■ Element placement data:
= = =

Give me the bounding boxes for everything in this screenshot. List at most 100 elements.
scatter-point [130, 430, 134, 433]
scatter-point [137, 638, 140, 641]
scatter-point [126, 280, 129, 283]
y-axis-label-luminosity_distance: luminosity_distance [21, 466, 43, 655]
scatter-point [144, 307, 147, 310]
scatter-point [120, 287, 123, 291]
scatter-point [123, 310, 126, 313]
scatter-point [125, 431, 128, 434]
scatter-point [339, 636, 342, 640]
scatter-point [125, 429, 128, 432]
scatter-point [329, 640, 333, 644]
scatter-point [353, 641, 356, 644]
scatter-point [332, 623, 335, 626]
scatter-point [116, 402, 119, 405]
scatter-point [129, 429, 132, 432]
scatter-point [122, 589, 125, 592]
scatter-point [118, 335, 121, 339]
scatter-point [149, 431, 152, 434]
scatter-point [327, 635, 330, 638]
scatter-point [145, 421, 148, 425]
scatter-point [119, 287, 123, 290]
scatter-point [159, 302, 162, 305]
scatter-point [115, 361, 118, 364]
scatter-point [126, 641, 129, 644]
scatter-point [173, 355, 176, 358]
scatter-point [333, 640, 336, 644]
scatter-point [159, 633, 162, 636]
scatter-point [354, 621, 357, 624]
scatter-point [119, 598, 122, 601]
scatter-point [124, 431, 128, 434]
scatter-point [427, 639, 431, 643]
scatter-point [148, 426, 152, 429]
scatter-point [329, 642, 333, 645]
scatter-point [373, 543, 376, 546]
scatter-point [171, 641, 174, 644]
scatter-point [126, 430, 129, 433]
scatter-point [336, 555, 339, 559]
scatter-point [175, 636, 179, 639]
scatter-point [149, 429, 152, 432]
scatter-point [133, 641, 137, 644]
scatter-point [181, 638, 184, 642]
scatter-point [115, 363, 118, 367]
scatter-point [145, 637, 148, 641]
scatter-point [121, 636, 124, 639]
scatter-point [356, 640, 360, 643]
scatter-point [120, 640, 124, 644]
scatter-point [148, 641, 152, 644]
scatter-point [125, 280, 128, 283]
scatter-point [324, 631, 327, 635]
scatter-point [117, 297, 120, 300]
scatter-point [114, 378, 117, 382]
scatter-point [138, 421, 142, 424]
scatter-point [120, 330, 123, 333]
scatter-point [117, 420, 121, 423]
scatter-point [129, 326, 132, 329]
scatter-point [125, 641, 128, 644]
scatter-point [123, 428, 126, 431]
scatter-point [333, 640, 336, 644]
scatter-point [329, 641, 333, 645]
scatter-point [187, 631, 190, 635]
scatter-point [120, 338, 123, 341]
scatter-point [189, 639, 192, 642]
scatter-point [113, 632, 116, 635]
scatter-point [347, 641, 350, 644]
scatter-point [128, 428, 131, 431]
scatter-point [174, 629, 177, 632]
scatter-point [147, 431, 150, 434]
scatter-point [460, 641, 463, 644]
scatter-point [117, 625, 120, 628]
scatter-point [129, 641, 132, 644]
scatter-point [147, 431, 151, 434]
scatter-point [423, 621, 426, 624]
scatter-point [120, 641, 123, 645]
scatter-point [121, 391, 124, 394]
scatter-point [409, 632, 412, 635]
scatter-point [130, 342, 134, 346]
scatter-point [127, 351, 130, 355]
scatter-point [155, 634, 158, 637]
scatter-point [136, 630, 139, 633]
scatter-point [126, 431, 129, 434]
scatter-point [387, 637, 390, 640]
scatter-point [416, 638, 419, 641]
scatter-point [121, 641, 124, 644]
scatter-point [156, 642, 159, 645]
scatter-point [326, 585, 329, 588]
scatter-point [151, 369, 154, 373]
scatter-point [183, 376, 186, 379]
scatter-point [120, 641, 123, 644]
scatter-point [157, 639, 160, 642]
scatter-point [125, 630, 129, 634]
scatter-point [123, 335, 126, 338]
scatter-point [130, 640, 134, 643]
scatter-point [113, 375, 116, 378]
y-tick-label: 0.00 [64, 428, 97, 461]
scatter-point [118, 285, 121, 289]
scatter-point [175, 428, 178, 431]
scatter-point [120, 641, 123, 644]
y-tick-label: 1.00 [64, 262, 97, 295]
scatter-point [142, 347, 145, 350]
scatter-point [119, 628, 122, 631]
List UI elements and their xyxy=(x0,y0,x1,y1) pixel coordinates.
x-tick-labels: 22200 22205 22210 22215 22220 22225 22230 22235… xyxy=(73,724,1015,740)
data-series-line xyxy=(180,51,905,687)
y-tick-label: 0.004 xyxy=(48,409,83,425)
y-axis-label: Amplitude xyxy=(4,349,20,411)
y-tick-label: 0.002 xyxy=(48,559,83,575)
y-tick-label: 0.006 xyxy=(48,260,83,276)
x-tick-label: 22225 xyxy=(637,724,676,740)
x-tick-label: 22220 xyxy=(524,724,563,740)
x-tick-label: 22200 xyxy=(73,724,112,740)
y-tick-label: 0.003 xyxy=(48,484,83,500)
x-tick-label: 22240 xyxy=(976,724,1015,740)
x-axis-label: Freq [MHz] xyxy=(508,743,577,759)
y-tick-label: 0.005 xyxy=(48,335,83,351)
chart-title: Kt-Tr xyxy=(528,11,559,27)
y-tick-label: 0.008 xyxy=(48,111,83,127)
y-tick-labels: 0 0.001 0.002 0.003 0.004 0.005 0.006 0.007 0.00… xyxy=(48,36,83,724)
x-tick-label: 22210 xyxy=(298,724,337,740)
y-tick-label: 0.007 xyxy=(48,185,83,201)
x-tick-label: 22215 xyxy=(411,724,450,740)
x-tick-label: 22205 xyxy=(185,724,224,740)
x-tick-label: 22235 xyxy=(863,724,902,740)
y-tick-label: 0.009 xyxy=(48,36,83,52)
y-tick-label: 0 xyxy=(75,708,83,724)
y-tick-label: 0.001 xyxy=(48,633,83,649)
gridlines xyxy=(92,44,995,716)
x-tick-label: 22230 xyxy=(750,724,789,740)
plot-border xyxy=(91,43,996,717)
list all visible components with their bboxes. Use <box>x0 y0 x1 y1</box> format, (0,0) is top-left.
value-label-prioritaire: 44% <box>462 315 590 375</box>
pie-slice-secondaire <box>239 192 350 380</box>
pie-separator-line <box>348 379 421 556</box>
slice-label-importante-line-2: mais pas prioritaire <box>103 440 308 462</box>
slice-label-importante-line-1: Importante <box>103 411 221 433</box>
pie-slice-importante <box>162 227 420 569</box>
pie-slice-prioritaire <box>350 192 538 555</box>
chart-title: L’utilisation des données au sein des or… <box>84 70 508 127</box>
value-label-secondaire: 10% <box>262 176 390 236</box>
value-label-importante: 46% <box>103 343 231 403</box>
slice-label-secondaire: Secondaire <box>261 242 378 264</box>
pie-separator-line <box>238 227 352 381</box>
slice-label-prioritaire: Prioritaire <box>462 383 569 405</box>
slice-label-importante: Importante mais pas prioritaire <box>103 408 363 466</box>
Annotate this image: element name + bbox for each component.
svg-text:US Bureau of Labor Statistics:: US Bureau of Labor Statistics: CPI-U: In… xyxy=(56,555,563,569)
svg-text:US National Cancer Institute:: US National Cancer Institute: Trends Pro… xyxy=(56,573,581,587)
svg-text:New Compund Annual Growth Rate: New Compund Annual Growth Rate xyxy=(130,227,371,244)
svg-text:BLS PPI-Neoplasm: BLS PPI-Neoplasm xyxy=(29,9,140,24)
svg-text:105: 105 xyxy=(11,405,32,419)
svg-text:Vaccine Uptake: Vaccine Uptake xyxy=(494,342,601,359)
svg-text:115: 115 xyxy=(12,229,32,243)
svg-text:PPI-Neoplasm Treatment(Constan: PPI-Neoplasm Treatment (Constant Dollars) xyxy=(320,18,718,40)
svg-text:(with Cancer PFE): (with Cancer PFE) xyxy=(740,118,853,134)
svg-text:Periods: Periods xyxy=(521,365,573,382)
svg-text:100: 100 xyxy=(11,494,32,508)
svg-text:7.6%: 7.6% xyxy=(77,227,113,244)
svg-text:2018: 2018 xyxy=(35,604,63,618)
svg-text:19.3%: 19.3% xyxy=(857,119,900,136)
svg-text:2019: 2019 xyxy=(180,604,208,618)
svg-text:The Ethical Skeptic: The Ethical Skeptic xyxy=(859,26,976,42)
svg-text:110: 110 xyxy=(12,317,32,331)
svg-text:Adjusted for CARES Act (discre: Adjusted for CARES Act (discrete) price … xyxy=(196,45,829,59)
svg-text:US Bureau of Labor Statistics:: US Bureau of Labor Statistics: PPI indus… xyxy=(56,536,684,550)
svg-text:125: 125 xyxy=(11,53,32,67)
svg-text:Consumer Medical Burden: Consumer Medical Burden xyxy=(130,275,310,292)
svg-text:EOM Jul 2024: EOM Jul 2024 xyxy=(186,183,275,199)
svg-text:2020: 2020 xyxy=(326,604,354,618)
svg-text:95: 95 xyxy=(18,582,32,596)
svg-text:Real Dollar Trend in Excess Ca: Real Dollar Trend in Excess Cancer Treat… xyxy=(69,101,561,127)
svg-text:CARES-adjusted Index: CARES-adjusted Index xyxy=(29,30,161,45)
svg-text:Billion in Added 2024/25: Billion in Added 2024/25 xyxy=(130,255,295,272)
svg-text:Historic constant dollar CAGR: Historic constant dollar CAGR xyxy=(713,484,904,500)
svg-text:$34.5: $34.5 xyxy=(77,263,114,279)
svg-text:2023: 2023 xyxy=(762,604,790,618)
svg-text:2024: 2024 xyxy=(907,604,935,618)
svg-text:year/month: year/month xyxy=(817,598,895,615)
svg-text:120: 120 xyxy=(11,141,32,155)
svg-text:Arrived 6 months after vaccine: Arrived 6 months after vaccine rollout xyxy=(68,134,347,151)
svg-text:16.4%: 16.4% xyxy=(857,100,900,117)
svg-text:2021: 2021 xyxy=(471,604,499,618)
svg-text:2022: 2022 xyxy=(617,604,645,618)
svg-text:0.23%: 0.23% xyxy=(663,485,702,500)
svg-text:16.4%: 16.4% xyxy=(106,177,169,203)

= = =

Rewrite the records starting at the beginning and ending at the line that contains "scatter-point [115, 361, 118, 364]", changing "luminosity_distance" to "redshift" and leaving everything else unchanged.

■ ANSWER TO THE TASK:
Give me the bounding boxes for everything in this screenshot. List at most 100 elements.
scatter-point [130, 430, 134, 433]
scatter-point [137, 638, 140, 641]
scatter-point [126, 280, 129, 283]
y-axis-label-redshift: redshift [21, 466, 43, 655]
scatter-point [144, 307, 147, 310]
scatter-point [120, 287, 123, 291]
scatter-point [123, 310, 126, 313]
scatter-point [125, 431, 128, 434]
scatter-point [339, 636, 342, 640]
scatter-point [125, 429, 128, 432]
scatter-point [329, 640, 333, 644]
scatter-point [353, 641, 356, 644]
scatter-point [332, 623, 335, 626]
scatter-point [116, 402, 119, 405]
scatter-point [129, 429, 132, 432]
scatter-point [122, 589, 125, 592]
scatter-point [118, 335, 121, 339]
scatter-point [149, 431, 152, 434]
scatter-point [327, 635, 330, 638]
scatter-point [145, 421, 148, 425]
scatter-point [119, 287, 123, 290]
scatter-point [159, 302, 162, 305]
scatter-point [115, 361, 118, 364]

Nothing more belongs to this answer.